Items from a document page collection:
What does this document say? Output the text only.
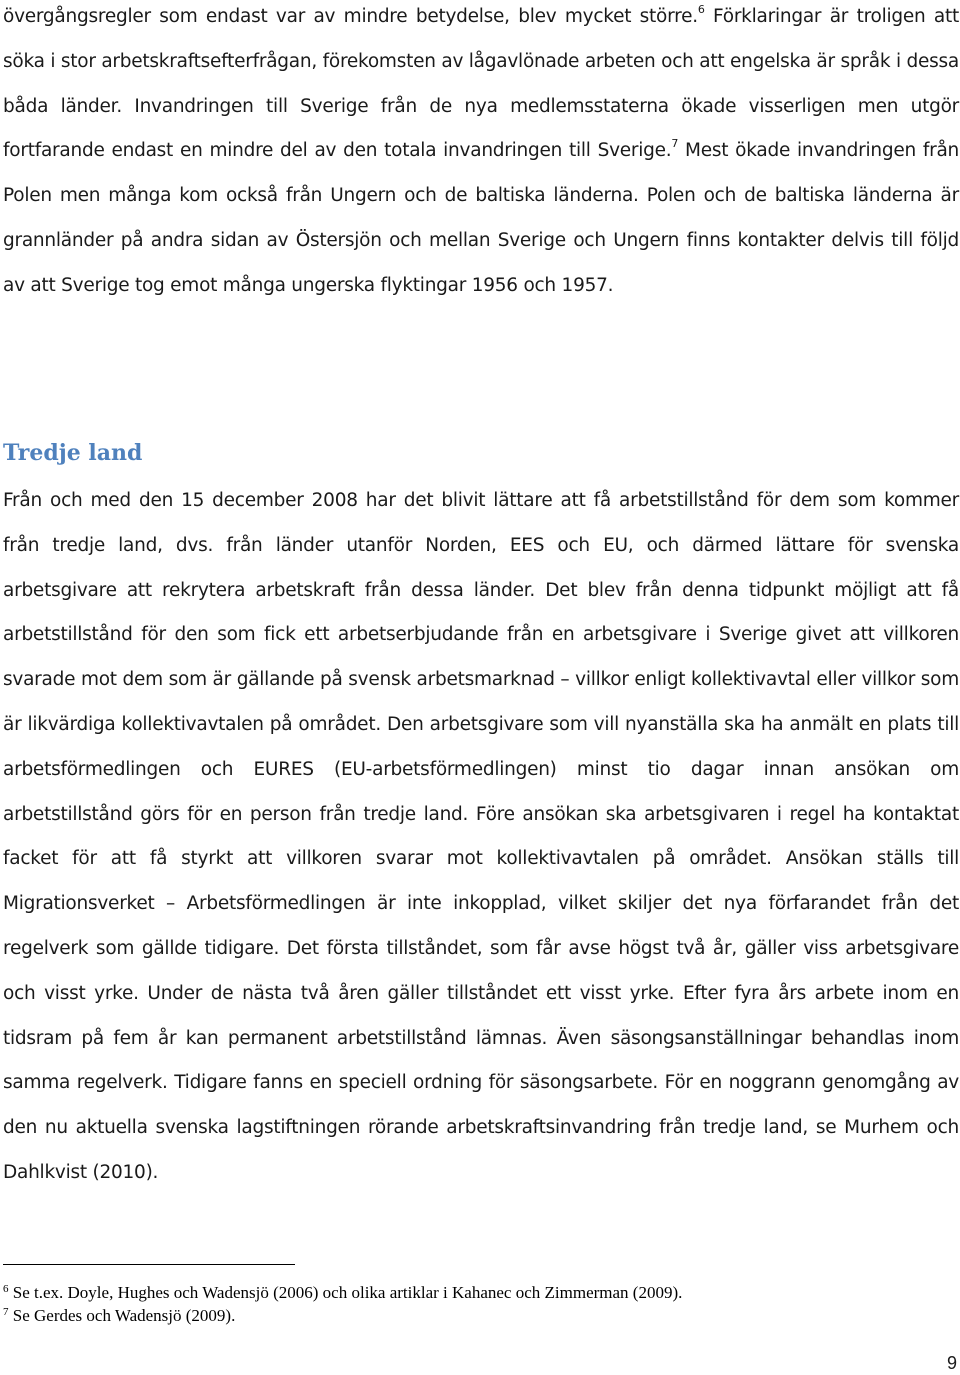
övergångsregler som endast var av mindre betydelse, blev mycket större.$^6$ Förklaringar är troligen att söka i stor arbetskraftsefterfrågan, förekomsten av lågavlönade arbeten och att engelska är språk i dessa båda länder. Invandringen till Sverige från de nya medlemsstaterna ökade visserligen men utgör fortfarande endast en mindre del av den totala invandringen till Sverige.$^7$ Mest ökade invandringen från Polen men många kom också från Ungern och de baltiska länderna. Polen och de baltiska länderna är grannländer på andra sidan av Östersjön och mellan Sverige och Ungern finns kontakter delvis till följd av att Sverige tog emot många ungerska flyktingar 1956 och 1957.

Tredje land

Från och med den 15 december 2008 har det blivit lättare att få arbetstillstånd för dem som kommer från tredje land, dvs. från länder utanför Norden, EES och EU, och därmed lättare för svenska arbetsgivare att rekrytera arbetskraft från dessa länder. Det blev från denna tidpunkt möjligt att få arbetstillstånd för den som fick ett arbetserbjudande från en arbetsgivare i Sverige givet att villkoren svarade mot dem som är gällande på svensk arbetsmarknad – villkor enligt kollektivavtal eller villkor som är likvärdiga kollektivavtalen på området. Den arbetsgivare som vill nyanställa ska ha anmält en plats till arbetsförmedlingen och EURES (EU-arbetsförmedlingen) minst tio dagar innan ansökan om arbetstillstånd görs för en person från tredje land. Före ansökan ska arbetsgivaren i regel ha kontaktat facket för att få styrkt att villkoren svarar mot kollektivavtalen på området. Ansökan ställs till Migrationsverket – Arbetsförmedlingen är inte inkopplad, vilket skiljer det nya förfarandet från det regelverk som gällde tidigare. Det första tillståndet, som får avse högst två år, gäller viss arbetsgivare och visst yrke. Under de nästa två åren gäller tillståndet ett visst yrke. Efter fyra års arbete inom en tidsram på fem år kan permanent arbetstillstånd lämnas. Även säsongsanställningar behandlas inom samma regelverk. Tidigare fanns en speciell ordning för säsongsarbete. För en noggrann genomgång av den nu aktuella svenska lagstiftningen rörande arbetskraftsinvandring från tredje land, se Murhem och Dahlkvist (2010).

$^6$ Se t.ex. Doyle, Hughes och Wadensjö (2006) och olika artiklar i Kahanec och Zimmerman (2009).

$^7$ Se Gerdes och Wadensjö (2009).

9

» **Task item**
Filter the data down to the lines that contain the string "dessa", and copy them.

» **Response to the task**
övergångsregler som endast var av mindre betydelse, blev mycket större.$^6$ Förklaringar är troligen att söka i stor arbetskraftsefterfrågan, förekomsten av lågavlönade arbeten och att engelska är språk i dessa båda länder. Invandringen till Sverige från de nya medlemsstaterna ökade visserligen men utgör fortfarande endast en mindre del av den totala invandringen till Sverige.$^7$ Mest ökade invandringen från Polen men många kom också från Ungern och de baltiska länderna. Polen och de baltiska länderna är grannländer på andra sidan av Östersjön och mellan Sverige och Ungern finns kontakter delvis till följd av att Sverige tog emot många ungerska flyktingar 1956 och 1957.
Från och med den 15 december 2008 har det blivit lättare att få arbetstillstånd för dem som kommer från tredje land, dvs. från länder utanför Norden, EES och EU, och därmed lättare för svenska arbetsgivare att rekrytera arbetskraft från dessa länder. Det blev från denna tidpunkt möjligt att få arbetstillstånd för den som fick ett arbetserbjudande från en arbetsgivare i Sverige givet att villkoren svarade mot dem som är gällande på svensk arbetsmarknad – villkor enligt kollektivavtal eller villkor som är likvärdiga kollektivavtalen på området. Den arbetsgivare som vill nyanställa ska ha anmält en plats till arbetsförmedlingen och EURES (EU-arbetsförmedlingen) minst tio dagar innan ansökan om arbetstillstånd görs för en person från tredje land. Före ansökan ska arbetsgivaren i regel ha kontaktat facket för att få styrkt att villkoren svarar mot kollektivavtalen på området. Ansökan ställs till Migrationsverket – Arbetsförmedlingen är inte inkopplad, vilket skiljer det nya förfarandet från det regelverk som gällde tidigare. Det första tillståndet, som får avse högst två år, gäller viss arbetsgivare och visst yrke. Under de nästa två åren gäller tillståndet ett visst yrke. Efter fyra års arbete inom en tidsram på fem år kan permanent arbetstillstånd lämnas. Även säsongsanställningar behandlas inom samma regelverk. Tidigare fanns en speciell ordning för säsongsarbete. För en noggrann genomgång av den nu aktuella svenska lagstiftningen rörande arbetskraftsinvandring från tredje land, se Murhem och Dahlkvist (2010).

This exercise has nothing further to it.